- WHAT THE EXERCISE ASKS:
Search the material for the string "square", then return every line where it is found.

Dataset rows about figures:
━━━━━━

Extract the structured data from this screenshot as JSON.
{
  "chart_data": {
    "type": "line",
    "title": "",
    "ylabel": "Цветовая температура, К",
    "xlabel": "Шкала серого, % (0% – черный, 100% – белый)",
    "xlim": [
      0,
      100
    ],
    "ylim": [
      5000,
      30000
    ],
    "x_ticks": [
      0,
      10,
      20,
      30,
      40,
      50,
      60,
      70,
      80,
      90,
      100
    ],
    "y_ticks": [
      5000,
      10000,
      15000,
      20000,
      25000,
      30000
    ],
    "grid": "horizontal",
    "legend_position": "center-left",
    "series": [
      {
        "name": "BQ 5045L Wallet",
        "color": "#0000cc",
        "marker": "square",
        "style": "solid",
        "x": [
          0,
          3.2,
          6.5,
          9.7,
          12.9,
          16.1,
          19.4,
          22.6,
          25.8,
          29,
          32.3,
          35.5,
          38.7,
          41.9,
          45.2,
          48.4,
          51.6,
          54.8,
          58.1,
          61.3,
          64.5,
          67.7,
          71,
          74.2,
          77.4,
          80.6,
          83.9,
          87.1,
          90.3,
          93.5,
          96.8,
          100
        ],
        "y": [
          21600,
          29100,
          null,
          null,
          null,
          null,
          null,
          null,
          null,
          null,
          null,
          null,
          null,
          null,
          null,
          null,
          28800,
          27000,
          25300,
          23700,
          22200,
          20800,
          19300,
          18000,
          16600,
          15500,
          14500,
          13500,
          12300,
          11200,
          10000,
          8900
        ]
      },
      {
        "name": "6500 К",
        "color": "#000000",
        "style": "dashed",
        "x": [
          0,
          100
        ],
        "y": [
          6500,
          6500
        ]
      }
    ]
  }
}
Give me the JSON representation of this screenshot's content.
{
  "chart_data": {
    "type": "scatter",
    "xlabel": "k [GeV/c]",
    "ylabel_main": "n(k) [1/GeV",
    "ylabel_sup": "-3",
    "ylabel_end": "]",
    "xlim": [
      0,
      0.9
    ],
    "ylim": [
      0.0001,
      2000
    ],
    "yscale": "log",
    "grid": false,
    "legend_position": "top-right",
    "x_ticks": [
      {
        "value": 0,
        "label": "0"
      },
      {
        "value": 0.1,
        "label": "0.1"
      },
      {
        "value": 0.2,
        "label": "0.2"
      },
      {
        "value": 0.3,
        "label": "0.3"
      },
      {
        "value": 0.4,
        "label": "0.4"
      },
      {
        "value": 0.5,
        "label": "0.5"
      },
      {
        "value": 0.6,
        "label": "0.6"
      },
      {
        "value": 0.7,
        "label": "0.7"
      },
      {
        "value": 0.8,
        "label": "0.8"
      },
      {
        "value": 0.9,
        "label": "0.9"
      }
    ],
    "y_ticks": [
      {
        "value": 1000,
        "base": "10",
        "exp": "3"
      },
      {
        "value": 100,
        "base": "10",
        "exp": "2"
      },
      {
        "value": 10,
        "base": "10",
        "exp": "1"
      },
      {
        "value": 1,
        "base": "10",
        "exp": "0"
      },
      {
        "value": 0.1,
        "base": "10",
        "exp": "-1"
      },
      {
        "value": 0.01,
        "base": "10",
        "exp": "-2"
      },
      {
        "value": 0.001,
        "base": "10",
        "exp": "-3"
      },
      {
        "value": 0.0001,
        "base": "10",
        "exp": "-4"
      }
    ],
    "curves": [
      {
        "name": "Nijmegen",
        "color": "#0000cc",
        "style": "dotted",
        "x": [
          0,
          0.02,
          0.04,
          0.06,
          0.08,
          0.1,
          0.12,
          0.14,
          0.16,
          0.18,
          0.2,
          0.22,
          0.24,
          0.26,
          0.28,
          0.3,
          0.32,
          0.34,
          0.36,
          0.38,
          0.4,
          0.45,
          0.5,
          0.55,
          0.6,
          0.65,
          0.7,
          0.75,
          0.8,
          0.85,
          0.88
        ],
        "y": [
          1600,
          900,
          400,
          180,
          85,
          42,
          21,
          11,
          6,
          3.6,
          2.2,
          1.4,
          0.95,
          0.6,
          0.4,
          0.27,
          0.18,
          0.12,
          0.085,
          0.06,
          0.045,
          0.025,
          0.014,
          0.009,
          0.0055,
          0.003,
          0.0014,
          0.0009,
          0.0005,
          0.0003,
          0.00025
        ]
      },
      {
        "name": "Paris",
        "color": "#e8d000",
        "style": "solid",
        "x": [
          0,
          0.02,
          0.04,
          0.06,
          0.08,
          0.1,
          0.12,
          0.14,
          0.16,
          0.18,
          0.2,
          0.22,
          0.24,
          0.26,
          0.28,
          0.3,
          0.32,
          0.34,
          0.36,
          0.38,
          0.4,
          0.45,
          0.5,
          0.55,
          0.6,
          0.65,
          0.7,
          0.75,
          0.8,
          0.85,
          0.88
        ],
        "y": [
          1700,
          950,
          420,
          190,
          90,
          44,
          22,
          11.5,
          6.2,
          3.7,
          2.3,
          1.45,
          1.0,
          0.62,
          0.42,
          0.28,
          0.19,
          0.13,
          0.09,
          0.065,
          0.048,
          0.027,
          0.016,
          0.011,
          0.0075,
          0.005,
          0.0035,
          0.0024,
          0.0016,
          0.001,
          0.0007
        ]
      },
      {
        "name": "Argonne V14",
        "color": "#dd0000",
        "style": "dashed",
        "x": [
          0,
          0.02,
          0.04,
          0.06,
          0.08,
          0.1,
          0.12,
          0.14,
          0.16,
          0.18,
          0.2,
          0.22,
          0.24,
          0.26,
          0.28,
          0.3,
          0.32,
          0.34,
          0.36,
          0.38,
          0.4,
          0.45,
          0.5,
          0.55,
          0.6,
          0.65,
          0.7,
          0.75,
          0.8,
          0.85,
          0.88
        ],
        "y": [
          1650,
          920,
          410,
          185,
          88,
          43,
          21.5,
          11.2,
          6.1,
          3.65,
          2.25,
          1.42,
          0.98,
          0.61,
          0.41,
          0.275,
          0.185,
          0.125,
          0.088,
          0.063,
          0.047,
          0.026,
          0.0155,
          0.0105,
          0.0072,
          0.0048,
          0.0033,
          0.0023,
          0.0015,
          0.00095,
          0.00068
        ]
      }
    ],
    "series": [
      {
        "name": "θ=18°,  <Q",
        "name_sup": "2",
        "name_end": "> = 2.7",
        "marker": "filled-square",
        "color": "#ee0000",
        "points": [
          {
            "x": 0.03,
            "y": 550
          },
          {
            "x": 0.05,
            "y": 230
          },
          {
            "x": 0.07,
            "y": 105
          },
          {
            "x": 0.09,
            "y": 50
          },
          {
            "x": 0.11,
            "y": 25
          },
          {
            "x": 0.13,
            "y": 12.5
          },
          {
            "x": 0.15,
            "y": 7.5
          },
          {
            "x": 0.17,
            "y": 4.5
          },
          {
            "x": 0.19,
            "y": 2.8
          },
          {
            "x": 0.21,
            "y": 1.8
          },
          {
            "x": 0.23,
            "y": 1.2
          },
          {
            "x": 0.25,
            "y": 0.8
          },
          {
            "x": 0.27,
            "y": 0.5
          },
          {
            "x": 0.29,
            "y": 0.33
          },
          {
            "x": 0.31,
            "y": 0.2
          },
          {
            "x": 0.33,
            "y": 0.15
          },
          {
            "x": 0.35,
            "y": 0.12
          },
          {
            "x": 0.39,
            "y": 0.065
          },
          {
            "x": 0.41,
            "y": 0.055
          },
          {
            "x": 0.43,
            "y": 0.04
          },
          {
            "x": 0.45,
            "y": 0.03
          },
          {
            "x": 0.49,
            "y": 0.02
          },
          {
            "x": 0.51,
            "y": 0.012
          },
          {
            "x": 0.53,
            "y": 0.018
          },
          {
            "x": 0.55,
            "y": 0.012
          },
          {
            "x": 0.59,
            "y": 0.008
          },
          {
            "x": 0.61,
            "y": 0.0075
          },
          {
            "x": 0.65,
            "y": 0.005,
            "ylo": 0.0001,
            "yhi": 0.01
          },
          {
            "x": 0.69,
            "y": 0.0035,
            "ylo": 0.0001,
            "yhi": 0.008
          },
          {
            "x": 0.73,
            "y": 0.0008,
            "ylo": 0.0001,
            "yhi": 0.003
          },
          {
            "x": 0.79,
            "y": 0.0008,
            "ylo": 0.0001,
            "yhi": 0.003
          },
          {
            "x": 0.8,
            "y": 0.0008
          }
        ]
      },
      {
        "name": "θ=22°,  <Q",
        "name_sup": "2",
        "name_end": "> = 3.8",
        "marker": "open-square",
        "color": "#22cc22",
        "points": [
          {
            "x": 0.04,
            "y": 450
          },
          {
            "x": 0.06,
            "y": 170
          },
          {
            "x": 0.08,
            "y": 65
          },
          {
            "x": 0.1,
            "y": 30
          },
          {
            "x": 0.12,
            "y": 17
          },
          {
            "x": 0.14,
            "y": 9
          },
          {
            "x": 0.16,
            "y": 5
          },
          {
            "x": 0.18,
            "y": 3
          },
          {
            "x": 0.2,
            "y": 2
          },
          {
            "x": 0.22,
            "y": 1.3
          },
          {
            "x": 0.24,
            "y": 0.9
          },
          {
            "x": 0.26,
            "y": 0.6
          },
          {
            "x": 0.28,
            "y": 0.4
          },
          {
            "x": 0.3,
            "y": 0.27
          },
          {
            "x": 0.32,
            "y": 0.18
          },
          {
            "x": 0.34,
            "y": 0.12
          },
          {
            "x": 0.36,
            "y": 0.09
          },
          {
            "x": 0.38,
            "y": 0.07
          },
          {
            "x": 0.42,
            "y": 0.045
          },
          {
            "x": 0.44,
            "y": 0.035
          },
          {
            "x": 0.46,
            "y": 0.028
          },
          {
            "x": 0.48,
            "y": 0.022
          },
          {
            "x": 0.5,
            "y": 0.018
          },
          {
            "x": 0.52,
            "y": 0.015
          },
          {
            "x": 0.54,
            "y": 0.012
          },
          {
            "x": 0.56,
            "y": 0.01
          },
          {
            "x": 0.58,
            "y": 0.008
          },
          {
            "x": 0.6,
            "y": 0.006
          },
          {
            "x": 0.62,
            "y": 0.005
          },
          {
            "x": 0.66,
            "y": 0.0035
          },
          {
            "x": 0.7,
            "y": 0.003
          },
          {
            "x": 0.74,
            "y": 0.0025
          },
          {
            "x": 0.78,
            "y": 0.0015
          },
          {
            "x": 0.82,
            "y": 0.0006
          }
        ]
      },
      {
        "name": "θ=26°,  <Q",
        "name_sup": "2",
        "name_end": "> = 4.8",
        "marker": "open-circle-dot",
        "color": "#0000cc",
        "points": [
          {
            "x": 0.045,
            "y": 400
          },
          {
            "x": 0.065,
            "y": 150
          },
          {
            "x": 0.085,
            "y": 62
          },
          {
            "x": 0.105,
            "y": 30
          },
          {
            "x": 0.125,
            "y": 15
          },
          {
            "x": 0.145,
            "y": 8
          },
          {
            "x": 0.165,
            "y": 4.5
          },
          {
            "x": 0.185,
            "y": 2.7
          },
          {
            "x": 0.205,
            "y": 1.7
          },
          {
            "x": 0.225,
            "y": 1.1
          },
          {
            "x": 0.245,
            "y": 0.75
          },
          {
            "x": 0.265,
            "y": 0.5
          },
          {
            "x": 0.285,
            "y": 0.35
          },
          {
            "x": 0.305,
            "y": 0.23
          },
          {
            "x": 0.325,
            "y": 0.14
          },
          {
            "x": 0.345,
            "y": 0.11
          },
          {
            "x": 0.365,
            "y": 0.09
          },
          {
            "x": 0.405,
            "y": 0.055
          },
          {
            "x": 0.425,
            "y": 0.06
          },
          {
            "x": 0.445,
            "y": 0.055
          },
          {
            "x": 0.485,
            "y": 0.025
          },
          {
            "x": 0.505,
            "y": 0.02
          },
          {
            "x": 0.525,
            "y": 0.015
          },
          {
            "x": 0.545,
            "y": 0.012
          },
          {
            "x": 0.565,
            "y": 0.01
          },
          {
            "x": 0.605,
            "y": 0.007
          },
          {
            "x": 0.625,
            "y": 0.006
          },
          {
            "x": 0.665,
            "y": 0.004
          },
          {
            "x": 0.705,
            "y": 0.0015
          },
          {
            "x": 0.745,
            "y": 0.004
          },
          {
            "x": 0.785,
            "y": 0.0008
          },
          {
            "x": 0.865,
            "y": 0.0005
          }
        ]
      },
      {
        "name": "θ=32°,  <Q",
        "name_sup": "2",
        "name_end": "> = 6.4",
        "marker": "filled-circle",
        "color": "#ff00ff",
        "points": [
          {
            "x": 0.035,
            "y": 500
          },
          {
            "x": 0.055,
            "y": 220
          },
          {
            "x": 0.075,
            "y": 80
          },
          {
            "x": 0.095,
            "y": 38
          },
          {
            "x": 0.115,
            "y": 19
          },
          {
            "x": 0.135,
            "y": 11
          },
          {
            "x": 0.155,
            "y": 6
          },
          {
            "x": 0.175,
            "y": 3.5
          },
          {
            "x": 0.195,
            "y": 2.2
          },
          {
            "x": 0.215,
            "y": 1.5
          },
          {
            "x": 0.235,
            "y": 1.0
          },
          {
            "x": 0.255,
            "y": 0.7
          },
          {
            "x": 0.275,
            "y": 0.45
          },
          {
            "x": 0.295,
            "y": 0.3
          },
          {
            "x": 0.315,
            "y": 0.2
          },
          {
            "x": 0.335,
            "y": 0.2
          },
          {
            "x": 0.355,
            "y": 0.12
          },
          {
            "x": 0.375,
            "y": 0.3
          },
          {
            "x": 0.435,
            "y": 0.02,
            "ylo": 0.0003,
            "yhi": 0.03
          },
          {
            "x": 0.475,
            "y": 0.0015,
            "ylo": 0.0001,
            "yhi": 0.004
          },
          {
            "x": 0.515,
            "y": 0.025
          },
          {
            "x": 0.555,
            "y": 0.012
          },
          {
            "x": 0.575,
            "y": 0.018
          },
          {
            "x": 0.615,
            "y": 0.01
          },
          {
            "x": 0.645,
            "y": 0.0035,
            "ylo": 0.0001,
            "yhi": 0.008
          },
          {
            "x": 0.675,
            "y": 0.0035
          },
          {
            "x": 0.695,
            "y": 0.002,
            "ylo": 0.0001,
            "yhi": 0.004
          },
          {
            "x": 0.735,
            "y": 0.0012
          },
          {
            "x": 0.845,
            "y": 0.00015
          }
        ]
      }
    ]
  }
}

━━━━━━

- REPLY:
        "marker": "square",
        "marker": "filled-square",
        "marker": "open-square",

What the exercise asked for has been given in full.